(Stored entries)

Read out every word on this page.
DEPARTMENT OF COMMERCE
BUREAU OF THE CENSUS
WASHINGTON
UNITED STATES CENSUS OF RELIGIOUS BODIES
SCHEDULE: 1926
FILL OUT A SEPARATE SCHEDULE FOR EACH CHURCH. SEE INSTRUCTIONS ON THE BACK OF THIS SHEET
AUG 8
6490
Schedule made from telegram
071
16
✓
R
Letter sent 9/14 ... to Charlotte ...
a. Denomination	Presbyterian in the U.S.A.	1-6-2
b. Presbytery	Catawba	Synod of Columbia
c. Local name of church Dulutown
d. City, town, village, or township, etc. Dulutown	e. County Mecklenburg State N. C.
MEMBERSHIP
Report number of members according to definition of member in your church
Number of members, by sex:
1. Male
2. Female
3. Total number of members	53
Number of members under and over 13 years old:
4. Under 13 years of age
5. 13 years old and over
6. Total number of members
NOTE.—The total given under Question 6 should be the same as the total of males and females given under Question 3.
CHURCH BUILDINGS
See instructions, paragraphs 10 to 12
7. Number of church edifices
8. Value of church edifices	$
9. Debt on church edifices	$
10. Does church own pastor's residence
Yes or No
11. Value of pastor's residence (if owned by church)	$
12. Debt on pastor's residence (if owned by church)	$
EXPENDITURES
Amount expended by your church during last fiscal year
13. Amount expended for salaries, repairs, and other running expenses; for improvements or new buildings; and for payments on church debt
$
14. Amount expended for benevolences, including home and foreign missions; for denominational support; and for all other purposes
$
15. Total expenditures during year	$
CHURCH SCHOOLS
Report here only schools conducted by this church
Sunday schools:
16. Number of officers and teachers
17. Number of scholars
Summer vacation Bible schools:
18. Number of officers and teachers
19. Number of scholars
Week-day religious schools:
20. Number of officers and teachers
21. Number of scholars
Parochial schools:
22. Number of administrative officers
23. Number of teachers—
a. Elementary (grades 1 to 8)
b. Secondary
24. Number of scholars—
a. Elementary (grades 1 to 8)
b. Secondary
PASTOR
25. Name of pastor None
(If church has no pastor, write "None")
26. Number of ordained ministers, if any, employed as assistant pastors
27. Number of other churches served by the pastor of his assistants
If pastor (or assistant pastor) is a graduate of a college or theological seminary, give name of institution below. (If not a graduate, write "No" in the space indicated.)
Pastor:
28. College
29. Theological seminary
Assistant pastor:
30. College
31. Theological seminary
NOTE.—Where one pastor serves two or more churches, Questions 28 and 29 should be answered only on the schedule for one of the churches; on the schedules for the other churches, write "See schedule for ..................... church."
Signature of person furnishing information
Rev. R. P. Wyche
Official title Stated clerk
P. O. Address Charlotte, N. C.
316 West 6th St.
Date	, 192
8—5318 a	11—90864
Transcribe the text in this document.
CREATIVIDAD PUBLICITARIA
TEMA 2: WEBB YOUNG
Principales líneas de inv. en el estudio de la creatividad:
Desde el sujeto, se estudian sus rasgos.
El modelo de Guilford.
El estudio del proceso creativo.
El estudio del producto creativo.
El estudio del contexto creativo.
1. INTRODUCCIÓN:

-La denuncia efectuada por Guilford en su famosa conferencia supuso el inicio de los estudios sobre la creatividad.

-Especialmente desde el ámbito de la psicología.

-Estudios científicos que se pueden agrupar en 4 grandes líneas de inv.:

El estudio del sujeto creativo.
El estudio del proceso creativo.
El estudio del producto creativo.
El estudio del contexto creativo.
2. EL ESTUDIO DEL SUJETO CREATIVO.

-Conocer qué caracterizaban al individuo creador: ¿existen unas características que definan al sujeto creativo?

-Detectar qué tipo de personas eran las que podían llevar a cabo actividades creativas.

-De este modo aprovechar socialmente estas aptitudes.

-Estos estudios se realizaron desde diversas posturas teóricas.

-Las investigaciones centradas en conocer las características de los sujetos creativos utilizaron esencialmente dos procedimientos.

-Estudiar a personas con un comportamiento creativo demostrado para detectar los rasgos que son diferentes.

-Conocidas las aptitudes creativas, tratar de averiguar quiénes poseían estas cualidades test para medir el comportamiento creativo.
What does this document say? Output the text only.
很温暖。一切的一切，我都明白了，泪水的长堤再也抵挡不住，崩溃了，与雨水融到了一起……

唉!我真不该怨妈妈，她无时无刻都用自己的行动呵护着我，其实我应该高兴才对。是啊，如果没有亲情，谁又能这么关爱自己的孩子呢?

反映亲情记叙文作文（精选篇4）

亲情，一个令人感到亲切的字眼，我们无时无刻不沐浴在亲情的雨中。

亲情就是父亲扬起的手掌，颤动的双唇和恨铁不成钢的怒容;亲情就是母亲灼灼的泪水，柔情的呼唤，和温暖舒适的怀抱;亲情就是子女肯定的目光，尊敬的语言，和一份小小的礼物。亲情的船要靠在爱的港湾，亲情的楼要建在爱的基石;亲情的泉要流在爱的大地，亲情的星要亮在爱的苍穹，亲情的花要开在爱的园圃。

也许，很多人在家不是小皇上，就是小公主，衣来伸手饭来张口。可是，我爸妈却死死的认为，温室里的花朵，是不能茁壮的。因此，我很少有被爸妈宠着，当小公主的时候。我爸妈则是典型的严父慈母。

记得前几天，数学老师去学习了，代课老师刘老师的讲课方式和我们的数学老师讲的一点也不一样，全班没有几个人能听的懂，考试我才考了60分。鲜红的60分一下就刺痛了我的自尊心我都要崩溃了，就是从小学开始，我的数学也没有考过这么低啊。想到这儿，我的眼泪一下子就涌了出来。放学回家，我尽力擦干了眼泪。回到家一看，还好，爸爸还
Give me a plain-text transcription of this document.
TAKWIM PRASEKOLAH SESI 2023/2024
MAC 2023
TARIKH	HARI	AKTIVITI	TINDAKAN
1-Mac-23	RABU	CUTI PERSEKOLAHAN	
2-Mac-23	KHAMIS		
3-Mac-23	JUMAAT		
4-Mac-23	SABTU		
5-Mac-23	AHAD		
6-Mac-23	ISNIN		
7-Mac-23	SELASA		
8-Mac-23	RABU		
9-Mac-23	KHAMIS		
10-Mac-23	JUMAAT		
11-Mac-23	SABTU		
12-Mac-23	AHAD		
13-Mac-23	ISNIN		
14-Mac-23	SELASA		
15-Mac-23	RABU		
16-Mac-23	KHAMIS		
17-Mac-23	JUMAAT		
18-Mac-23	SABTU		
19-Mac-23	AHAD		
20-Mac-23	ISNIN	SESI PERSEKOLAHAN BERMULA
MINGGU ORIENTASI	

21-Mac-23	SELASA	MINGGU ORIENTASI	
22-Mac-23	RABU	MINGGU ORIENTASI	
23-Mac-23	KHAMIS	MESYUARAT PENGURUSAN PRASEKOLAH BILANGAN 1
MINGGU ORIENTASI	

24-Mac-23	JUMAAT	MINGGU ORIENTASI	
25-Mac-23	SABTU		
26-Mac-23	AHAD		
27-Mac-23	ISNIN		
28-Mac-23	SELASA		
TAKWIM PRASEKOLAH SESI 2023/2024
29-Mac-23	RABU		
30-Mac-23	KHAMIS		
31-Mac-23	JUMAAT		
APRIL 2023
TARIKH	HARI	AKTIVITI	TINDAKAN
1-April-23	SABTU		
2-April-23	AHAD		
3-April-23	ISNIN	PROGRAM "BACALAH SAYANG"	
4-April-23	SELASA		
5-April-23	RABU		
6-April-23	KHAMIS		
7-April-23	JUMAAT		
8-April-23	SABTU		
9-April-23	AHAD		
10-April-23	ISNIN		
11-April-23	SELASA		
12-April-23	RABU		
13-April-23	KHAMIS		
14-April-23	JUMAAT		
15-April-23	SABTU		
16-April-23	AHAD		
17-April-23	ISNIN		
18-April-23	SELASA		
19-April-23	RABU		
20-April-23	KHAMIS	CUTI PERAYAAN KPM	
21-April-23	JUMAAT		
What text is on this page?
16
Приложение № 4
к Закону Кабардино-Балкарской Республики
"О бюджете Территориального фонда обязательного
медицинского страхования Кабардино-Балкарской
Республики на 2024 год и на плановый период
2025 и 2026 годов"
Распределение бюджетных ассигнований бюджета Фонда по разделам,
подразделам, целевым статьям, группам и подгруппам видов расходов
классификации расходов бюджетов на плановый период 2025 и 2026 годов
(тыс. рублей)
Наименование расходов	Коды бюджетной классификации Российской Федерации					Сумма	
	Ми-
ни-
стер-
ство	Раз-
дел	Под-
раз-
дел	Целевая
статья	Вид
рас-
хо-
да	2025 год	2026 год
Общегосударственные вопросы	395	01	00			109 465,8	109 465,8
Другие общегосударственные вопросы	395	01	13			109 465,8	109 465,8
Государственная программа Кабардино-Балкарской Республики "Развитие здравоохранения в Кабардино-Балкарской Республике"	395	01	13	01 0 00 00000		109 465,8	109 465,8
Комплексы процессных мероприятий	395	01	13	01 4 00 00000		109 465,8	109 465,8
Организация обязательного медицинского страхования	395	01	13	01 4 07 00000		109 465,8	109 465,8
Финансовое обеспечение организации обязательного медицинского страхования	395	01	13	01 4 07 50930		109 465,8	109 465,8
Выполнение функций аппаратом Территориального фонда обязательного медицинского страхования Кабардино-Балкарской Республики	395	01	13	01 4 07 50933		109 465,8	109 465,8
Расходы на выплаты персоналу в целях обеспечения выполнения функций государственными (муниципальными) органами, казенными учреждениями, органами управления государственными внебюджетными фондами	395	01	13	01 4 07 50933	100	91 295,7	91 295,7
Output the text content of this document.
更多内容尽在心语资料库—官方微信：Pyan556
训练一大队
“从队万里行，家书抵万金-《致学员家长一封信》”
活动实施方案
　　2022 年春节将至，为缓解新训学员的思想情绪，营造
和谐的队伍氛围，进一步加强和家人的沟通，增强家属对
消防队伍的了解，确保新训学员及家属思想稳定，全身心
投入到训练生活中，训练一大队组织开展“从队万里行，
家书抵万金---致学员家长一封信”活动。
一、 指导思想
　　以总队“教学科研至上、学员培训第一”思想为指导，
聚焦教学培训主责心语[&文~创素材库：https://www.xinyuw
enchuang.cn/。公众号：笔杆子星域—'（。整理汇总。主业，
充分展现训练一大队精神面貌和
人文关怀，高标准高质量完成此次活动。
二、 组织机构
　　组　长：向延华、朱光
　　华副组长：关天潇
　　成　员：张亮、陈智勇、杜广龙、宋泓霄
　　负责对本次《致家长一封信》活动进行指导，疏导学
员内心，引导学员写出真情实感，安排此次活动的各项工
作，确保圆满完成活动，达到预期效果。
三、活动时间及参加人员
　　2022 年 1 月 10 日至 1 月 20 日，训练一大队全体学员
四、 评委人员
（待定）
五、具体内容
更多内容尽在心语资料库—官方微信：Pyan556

[PROMPT]: In the listing above, locate each line with "expended" and copy it.

[EXERCISE SOLUTION]:
Amount expended by your church during last fiscal year
13. Amount expended for salaries, repairs, and other running expenses; for improvements or new buildings; and for payments on church debt
14. Amount expended for benevolences, including home and foreign missions; for denominational support; and for all other purposes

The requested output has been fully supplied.